Rewrite all the lines below, replacing every "figure" with "illustration" and leaving everything else unchanged. Omit the pictures from your answer.

** begin Stored data **

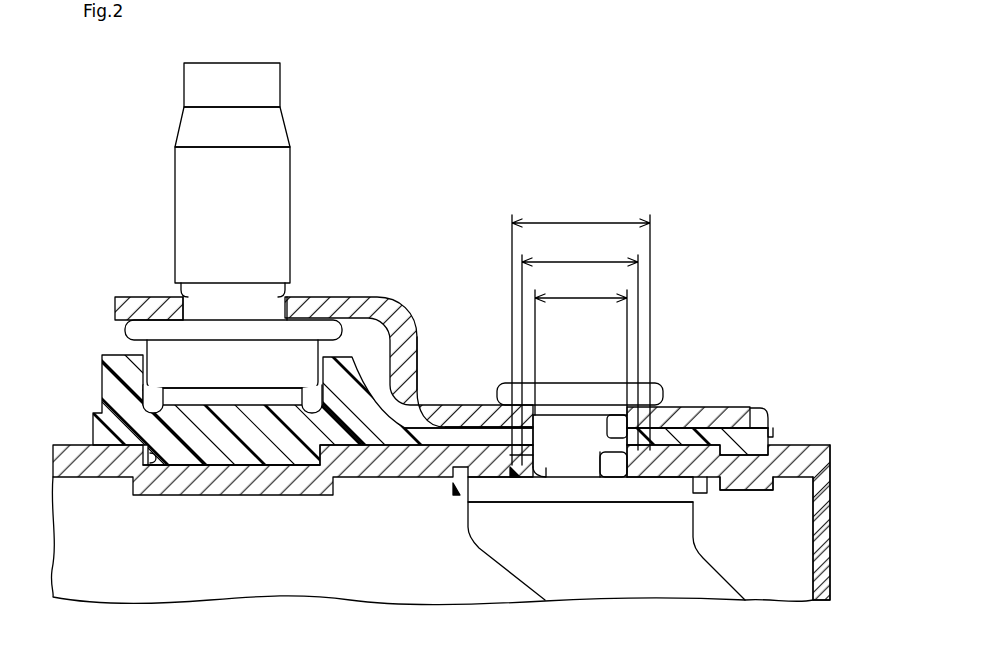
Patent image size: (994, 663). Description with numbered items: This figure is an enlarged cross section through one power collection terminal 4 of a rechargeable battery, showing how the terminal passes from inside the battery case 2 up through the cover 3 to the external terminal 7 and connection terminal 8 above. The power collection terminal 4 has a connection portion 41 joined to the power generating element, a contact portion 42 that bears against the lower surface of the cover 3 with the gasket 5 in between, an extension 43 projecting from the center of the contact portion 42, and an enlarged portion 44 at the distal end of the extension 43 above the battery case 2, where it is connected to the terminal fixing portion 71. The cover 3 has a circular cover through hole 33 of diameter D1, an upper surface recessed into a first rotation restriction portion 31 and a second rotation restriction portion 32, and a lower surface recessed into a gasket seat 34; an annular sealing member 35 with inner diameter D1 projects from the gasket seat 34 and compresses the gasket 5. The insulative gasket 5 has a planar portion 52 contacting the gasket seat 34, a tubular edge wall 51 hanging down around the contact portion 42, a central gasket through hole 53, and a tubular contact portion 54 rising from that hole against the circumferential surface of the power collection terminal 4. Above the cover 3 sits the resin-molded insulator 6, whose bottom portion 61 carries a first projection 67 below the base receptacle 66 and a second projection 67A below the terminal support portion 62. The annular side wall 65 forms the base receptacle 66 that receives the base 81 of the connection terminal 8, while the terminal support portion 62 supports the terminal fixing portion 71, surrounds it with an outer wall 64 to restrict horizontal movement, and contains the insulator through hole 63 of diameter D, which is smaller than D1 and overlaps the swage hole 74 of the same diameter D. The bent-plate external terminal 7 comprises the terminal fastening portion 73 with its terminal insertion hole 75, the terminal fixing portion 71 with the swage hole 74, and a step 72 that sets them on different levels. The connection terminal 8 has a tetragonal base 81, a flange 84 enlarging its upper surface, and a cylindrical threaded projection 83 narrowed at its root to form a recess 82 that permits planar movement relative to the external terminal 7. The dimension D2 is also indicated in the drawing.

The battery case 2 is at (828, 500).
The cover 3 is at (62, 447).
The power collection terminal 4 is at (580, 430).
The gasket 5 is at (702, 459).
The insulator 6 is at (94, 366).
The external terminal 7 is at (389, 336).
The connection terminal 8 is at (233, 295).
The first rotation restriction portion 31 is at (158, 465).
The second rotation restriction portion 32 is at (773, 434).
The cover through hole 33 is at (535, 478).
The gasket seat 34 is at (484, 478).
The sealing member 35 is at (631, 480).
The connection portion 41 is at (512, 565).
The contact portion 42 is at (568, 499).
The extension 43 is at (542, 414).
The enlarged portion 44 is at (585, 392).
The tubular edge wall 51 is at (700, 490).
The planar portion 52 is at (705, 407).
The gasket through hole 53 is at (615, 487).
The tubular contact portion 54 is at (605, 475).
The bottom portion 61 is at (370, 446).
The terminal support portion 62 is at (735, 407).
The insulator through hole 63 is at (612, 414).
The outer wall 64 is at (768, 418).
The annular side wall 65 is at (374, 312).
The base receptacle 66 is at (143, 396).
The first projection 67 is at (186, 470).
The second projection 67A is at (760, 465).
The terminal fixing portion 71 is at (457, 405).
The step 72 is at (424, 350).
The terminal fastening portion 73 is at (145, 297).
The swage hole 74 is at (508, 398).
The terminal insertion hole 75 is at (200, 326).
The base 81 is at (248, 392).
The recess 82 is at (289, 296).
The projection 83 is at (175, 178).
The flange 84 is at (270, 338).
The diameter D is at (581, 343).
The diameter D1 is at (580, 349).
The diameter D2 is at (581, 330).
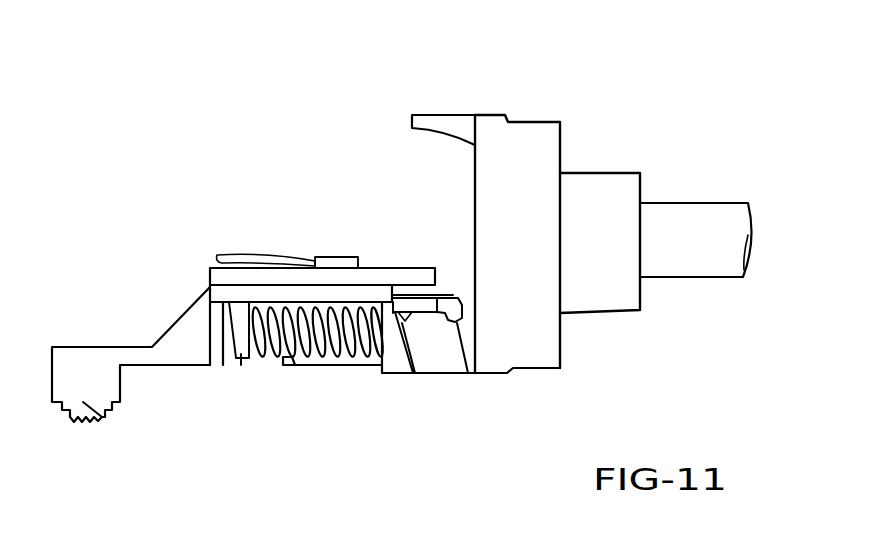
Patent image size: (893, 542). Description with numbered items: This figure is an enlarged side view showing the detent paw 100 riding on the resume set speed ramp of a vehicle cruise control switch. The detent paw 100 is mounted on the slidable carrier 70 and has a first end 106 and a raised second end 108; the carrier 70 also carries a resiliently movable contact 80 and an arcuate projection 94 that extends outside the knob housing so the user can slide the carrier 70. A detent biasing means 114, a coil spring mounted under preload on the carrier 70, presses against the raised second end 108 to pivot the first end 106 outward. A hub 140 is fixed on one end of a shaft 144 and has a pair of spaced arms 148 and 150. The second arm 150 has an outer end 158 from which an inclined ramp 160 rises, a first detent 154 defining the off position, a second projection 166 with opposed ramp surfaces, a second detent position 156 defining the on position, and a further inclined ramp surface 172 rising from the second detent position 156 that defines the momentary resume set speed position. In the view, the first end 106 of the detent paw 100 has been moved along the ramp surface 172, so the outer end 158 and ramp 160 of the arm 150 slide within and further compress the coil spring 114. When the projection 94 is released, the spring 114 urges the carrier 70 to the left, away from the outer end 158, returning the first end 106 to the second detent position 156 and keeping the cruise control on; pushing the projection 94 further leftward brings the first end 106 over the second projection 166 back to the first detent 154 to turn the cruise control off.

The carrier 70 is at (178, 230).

** end Stored data **

**Worked answer**
Patent image size: (994, 663). Description with numbered items: This illustration is an enlarged cross section through one power collection terminal 4 of a rechargeable battery, showing how the terminal passes from inside the battery case 2 up through the cover 3 to the external terminal 7 and connection terminal 8 above. The power collection terminal 4 has a connection portion 41 joined to the power generating element, a contact portion 42 that bears against the lower surface of the cover 3 with the gasket 5 in between, an extension 43 projecting from the center of the contact portion 42, and an enlarged portion 44 at the distal end of the extension 43 above the battery case 2, where it is connected to the terminal fixing portion 71. The cover 3 has a circular cover through hole 33 of diameter D1, an upper surface recessed into a first rotation restriction portion 31 and a second rotation restriction portion 32, and a lower surface recessed into a gasket seat 34; an annular sealing member 35 with inner diameter D1 projects from the gasket seat 34 and compresses the gasket 5. The insulative gasket 5 has a planar portion 52 contacting the gasket seat 34, a tubular edge wall 51 hanging down around the contact portion 42, a central gasket through hole 53, and a tubular contact portion 54 rising from that hole against the circumferential surface of the power collection terminal 4. Above the cover 3 sits the resin-molded insulator 6, whose bottom portion 61 carries a first projection 67 below the base receptacle 66 and a second projection 67A below the terminal support portion 62. The annular side wall 65 forms the base receptacle 66 that receives the base 81 of the connection terminal 8, while the terminal support portion 62 supports the terminal fixing portion 71, surrounds it with an outer wall 64 to restrict horizontal movement, and contains the insulator through hole 63 of diameter D, which is smaller than D1 and overlaps the swage hole 74 of the same diameter D. The bent-plate external terminal 7 comprises the terminal fastening portion 73 with its terminal insertion hole 75, the terminal fixing portion 71 with the swage hole 74, and a step 72 that sets them on different levels. The connection terminal 8 has a tetragonal base 81, a flange 84 enlarging its upper surface, and a cylindrical threaded projection 83 narrowed at its root to form a recess 82 that permits planar movement relative to the external terminal 7. The dimension D2 is also indicated in the drawing.

The battery case 2 is at (828, 500).
The cover 3 is at (62, 447).
The power collection terminal 4 is at (580, 430).
The gasket 5 is at (702, 459).
The insulator 6 is at (94, 366).
The external terminal 7 is at (389, 336).
The connection terminal 8 is at (233, 295).
The first rotation restriction portion 31 is at (158, 465).
The second rotation restriction portion 32 is at (773, 434).
The cover through hole 33 is at (535, 478).
The gasket seat 34 is at (484, 478).
The sealing member 35 is at (631, 480).
The connection portion 41 is at (512, 565).
The contact portion 42 is at (568, 499).
The extension 43 is at (542, 414).
The enlarged portion 44 is at (585, 392).
The tubular edge wall 51 is at (700, 490).
The planar portion 52 is at (705, 407).
The gasket through hole 53 is at (615, 487).
The tubular contact portion 54 is at (605, 475).
The bottom portion 61 is at (370, 446).
The terminal support portion 62 is at (735, 407).
The insulator through hole 63 is at (612, 414).
The outer wall 64 is at (768, 418).
The annular side wall 65 is at (374, 312).
The base receptacle 66 is at (143, 396).
The first projection 67 is at (186, 470).
The second projection 67A is at (760, 465).
The terminal fixing portion 71 is at (457, 405).
The step 72 is at (424, 350).
The terminal fastening portion 73 is at (145, 297).
The swage hole 74 is at (508, 398).
The terminal insertion hole 75 is at (200, 326).
The base 81 is at (248, 392).
The recess 82 is at (289, 296).
The projection 83 is at (175, 178).
The flange 84 is at (270, 338).
The diameter D is at (581, 343).
The diameter D1 is at (580, 349).
The diameter D2 is at (581, 330).
Patent image size: (893, 542). Description with numbered items: This illustration is an enlarged side view showing the detent paw 100 riding on the resume set speed ramp of a vehicle cruise control switch. The detent paw 100 is mounted on the slidable carrier 70 and has a first end 106 and a raised second end 108; the carrier 70 also carries a resiliently movable contact 80 and an arcuate projection 94 that extends outside the knob housing so the user can slide the carrier 70. A detent biasing means 114, a coil spring mounted under preload on the carrier 70, presses against the raised second end 108 to pivot the first end 106 outward. A hub 140 is fixed on one end of a shaft 144 and has a pair of spaced arms 148 and 150. The second arm 150 has an outer end 158 from which an inclined ramp 160 rises, a first detent 154 defining the off position, a second projection 166 with opposed ramp surfaces, a second detent position 156 defining the on position, and a further inclined ramp surface 172 rising from the second detent position 156 that defines the momentary resume set speed position. In the view, the first end 106 of the detent paw 100 has been moved along the ramp surface 172, so the outer end 158 and ramp 160 of the arm 150 slide within and further compress the coil spring 114. When the projection 94 is released, the spring 114 urges the carrier 70 to the left, away from the outer end 158, returning the first end 106 to the second detent position 156 and keeping the cruise control on; pushing the projection 94 further leftward brings the first end 106 over the second projection 166 back to the first detent 154 to turn the cruise control off.

The carrier 70 is at (178, 230).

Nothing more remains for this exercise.